Job ::
In the data below, find the line with "What text is on this page?" and output it along with every later line, exactly, but not the pictures.

══ Records shown

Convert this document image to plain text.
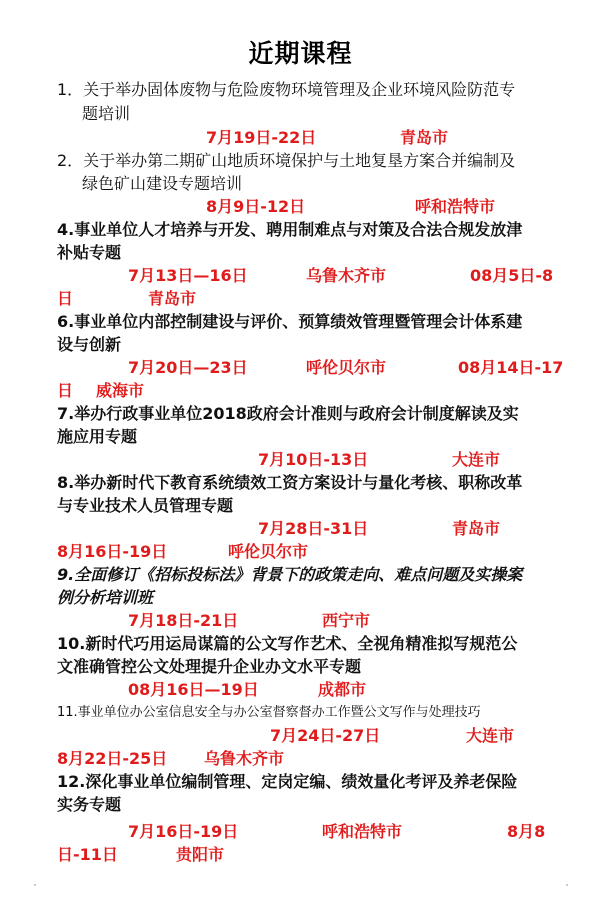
近期课程
1．关于举办固体废物与危险废物环境管理及企业环境风险防范专
题培训
7月19日-22日	青岛市
2．关于举办第二期矿山地质环境保护与土地复垦方案合并编制及
绿色矿山建设专题培训
8月9日-12日	呼和浩特市
4.事业单位人才培养与开发、聘用制难点与对策及合法合规发放津
补贴专题
7月13日—16日	乌鲁木齐市	08月5日-8
日	青岛市
6.事业单位内部控制建设与评价、预算绩效管理暨管理会计体系建
设与创新
7月20日—23日	呼伦贝尔市	08月14日-17
日 威海市
7.举办行政事业单位2018政府会计准则与政府会计制度解读及实
施应用专题
7月10日-13日	大连市
8.举办新时代下教育系统绩效工资方案设计与量化考核、职称改革
与专业技术人员管理专题
7月28日-31日	青岛市
8月16日-19日	呼伦贝尔市
9.全面修订《招标投标法》背景下的政策走向、难点问题及实操案
例分析培训班
7月18日-21日	西宁市
10.新时代巧用运局谋篇的公文写作艺术、全视角精准拟写规范公
文准确管控公文处理提升企业办文水平专题
08月16日—19日	成都市
11.事业单位办公室信息安全与办公室督察督办工作暨公文写作与处理技巧
7月24日-27日	大连市
8月22日-25日 乌鲁木齐市
12.深化事业单位编制管理、定岗定编、绩效量化考评及养老保险
实务专题
7月16日-19日	呼和浩特市	8月8
日-11日	贵阳市
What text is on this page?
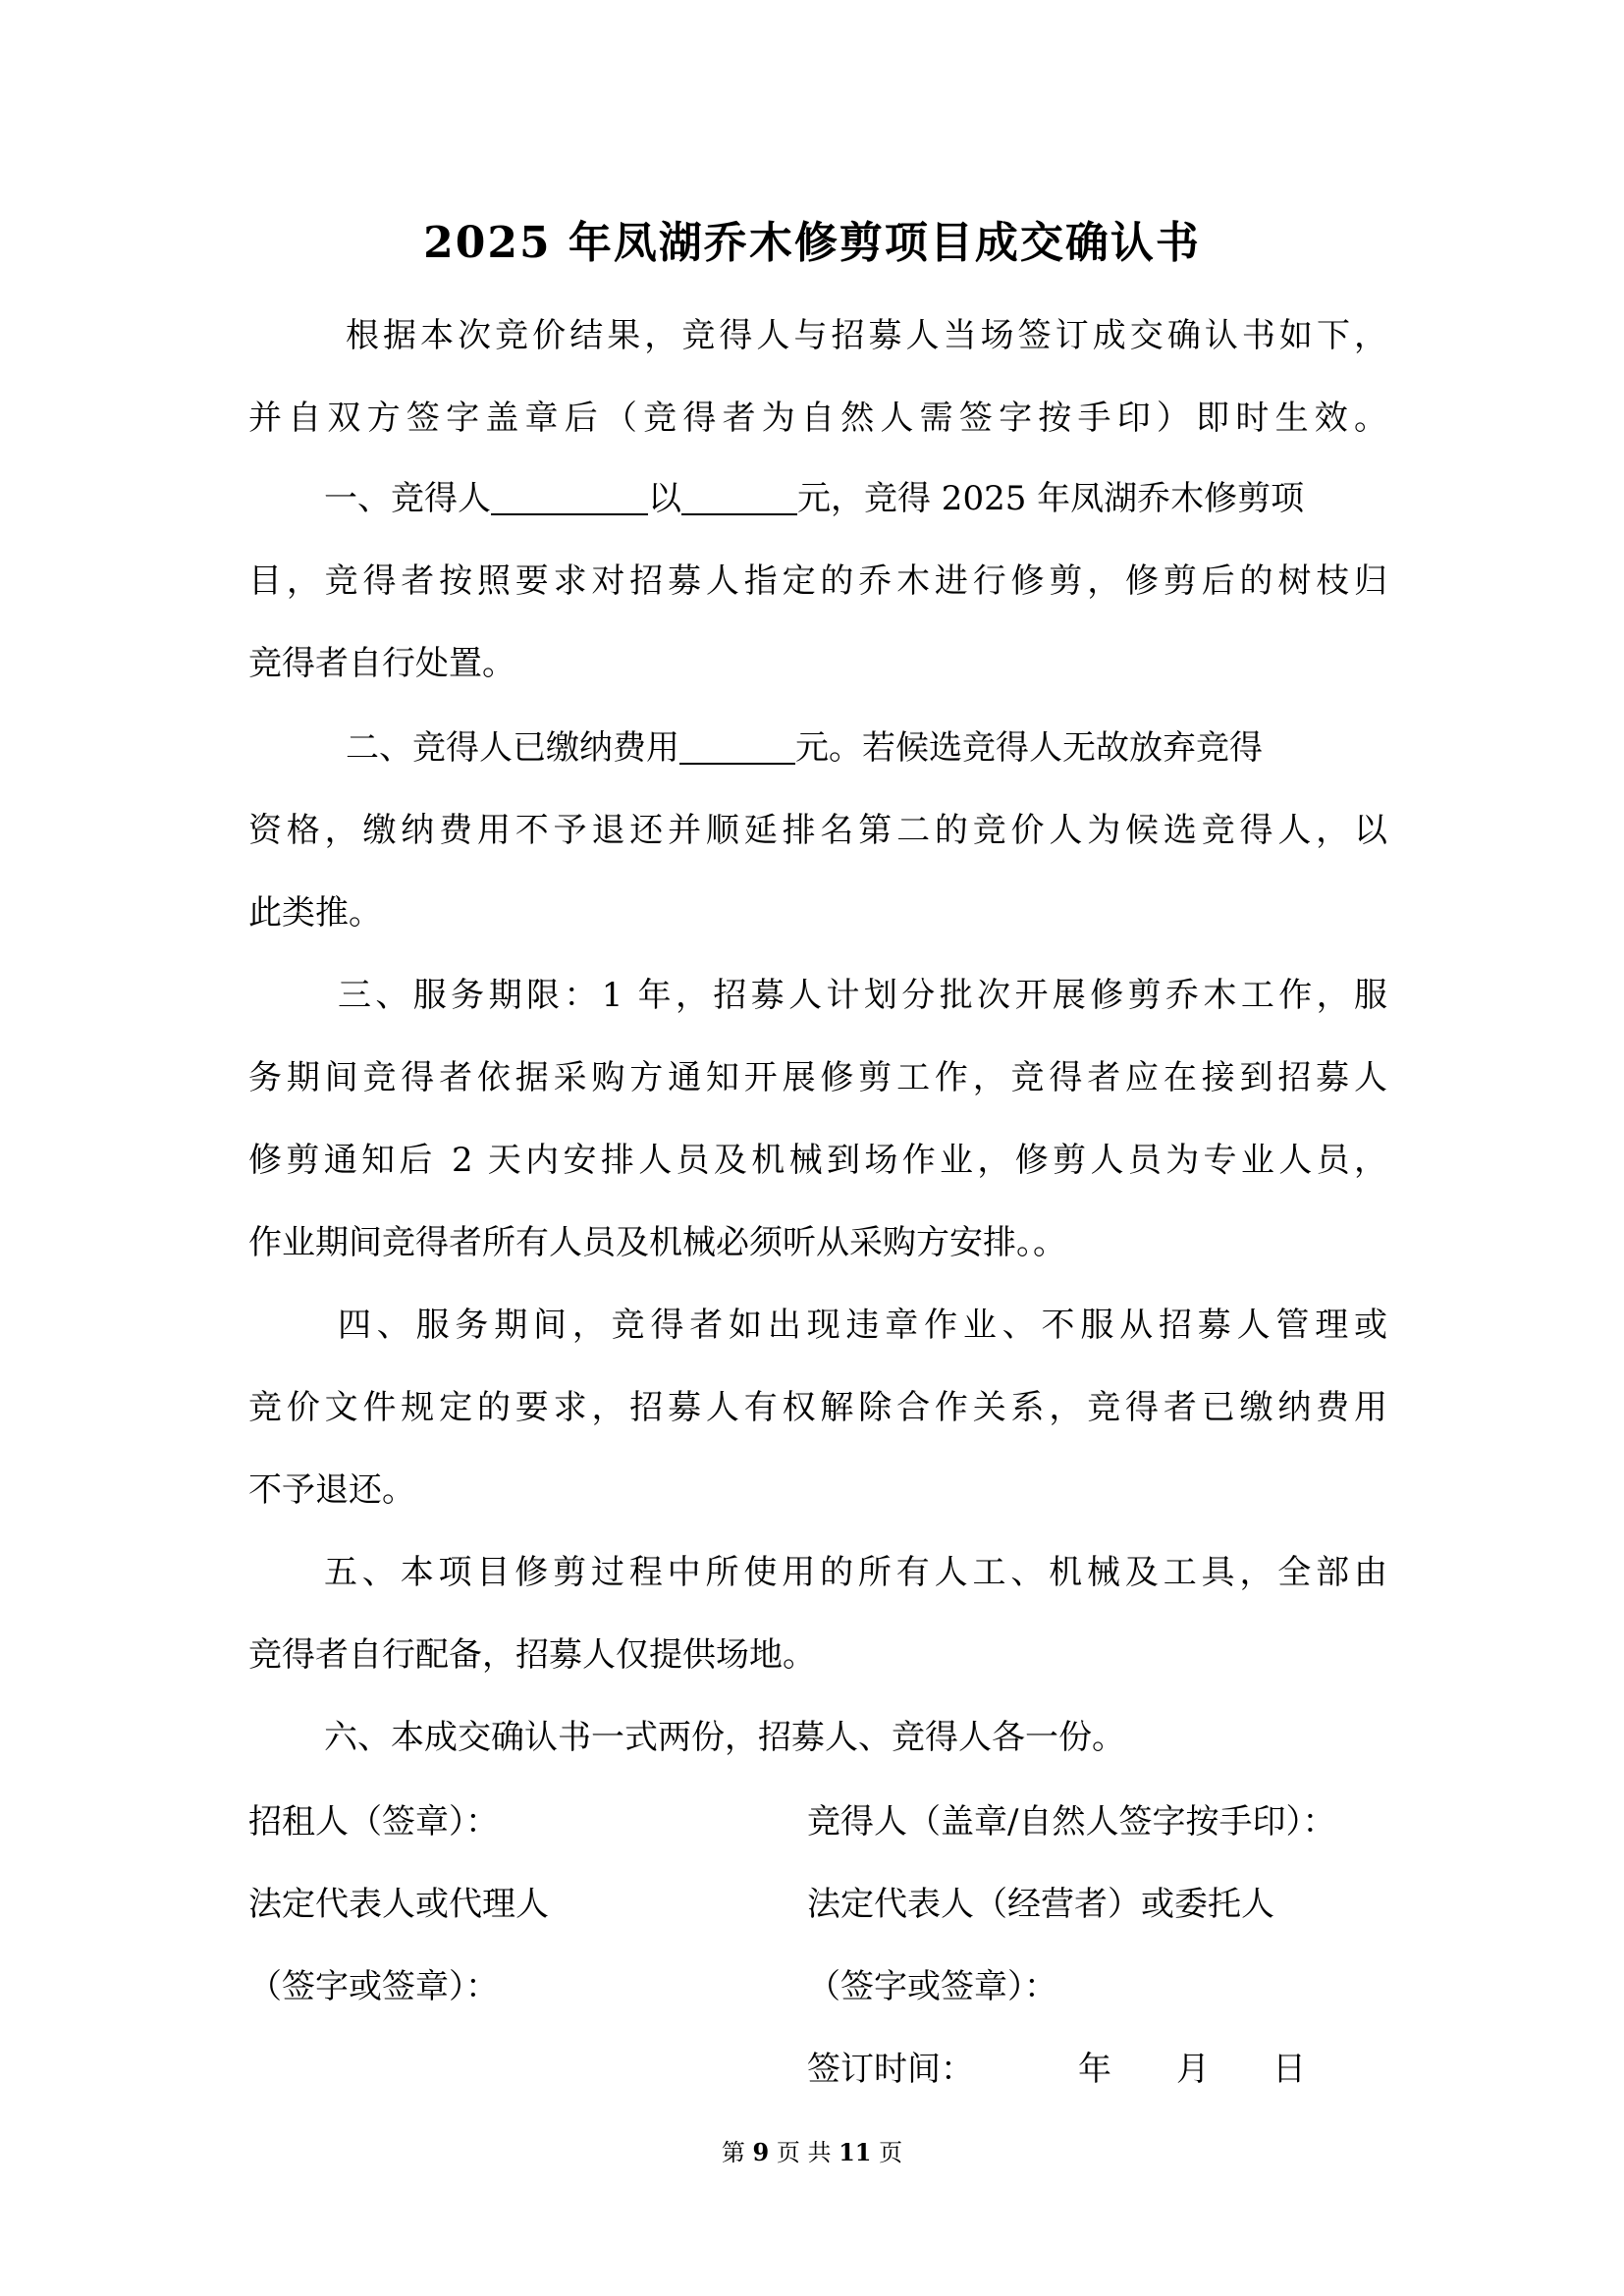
2025 年凤湖乔木修剪项目成交确认书
根据本次竞价结果，竞得人与招募人当场签订成交确认书如下，
并自双方签字盖章后（竞得者为自然人需签字按手印）即时生效。
一、竞得人	以	元，竞得 2025 年凤湖乔木修剪项
目，竞得者按照要求对招募人指定的乔木进行修剪，修剪后的树枝归
竞得者自行处置。
二、竞得人已缴纳费用	元。若候选竞得人无故放弃竞得
资格，缴纳费用不予退还并顺延排名第二的竞价人为候选竞得人，以
此类推。
三、服务期限：1 年，招募人计划分批次开展修剪乔木工作，服
务期间竞得者依据采购方通知开展修剪工作，竞得者应在接到招募人
修剪通知后 2 天内安排人员及机械到场作业，修剪人员为专业人员，
作业期间竞得者所有人员及机械必须听从采购方安排。。
四、服务期间，竞得者如出现违章作业、不服从招募人管理或
竞价文件规定的要求，招募人有权解除合作关系，竞得者已缴纳费用
不予退还。
五、本项目修剪过程中所使用的所有人工、机械及工具，全部由
竞得者自行配备，招募人仅提供场地。
六、本成交确认书一式两份，招募人、竞得人各一份。
招租人（签章）：
法定代表人或代理人
（签字或签章）：
竞得人（盖章/自然人签字按手印）：
法定代表人（经营者）或委托人
（签字或签章）：
签订时间：	年 月 日
第 9 页 共 11 页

════

In response ::
What text is on this page?
2025 年凤湖乔木修剪项目成交确认书
根据本次竞价结果，竞得人与招募人当场签订成交确认书如下，
并自双方签字盖章后（竞得者为自然人需签字按手印）即时生效。
一、竞得人	以	元，竞得 2025 年凤湖乔木修剪项
目，竞得者按照要求对招募人指定的乔木进行修剪，修剪后的树枝归
竞得者自行处置。
二、竞得人已缴纳费用	元。若候选竞得人无故放弃竞得
资格，缴纳费用不予退还并顺延排名第二的竞价人为候选竞得人，以
此类推。
三、服务期限：1 年，招募人计划分批次开展修剪乔木工作，服
务期间竞得者依据采购方通知开展修剪工作，竞得者应在接到招募人
修剪通知后 2 天内安排人员及机械到场作业，修剪人员为专业人员，
作业期间竞得者所有人员及机械必须听从采购方安排。。
四、服务期间，竞得者如出现违章作业、不服从招募人管理或
竞价文件规定的要求，招募人有权解除合作关系，竞得者已缴纳费用
不予退还。
五、本项目修剪过程中所使用的所有人工、机械及工具，全部由
竞得者自行配备，招募人仅提供场地。
六、本成交确认书一式两份，招募人、竞得人各一份。
招租人（签章）：
法定代表人或代理人
（签字或签章）：
竞得人（盖章/自然人签字按手印）：
法定代表人（经营者）或委托人
（签字或签章）：
签订时间：	年 月 日
第 9 页 共 11 页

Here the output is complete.